**What you need to do:** Copy out each line that includes the word "translate".

**** Entries supplied

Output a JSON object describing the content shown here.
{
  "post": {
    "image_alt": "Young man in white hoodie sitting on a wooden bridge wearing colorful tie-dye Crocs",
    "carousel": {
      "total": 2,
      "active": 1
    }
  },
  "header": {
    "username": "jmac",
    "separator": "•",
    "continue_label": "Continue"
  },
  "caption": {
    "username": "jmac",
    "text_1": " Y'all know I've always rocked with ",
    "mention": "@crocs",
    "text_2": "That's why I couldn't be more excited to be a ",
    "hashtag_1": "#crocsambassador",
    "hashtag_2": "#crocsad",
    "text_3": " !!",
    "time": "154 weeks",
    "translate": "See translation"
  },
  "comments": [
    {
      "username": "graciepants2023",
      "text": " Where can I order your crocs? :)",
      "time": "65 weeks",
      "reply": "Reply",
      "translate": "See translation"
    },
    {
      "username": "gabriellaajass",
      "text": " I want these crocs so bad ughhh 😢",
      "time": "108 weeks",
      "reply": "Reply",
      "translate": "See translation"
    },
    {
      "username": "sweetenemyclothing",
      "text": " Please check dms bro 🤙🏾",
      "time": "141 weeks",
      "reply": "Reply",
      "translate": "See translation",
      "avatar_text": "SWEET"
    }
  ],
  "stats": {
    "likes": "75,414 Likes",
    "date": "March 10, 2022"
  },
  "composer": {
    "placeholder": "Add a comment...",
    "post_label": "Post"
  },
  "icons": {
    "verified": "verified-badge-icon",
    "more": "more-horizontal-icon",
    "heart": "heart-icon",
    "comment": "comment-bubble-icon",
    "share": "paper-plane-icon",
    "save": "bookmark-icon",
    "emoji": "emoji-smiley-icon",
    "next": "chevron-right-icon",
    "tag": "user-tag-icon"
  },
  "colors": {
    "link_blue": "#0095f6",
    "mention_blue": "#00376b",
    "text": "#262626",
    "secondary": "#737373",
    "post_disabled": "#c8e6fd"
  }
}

********

**Task result:**
    "translate": "See translation"
      "translate": "See translation"
      "translate": "See translation"
      "translate": "See translation",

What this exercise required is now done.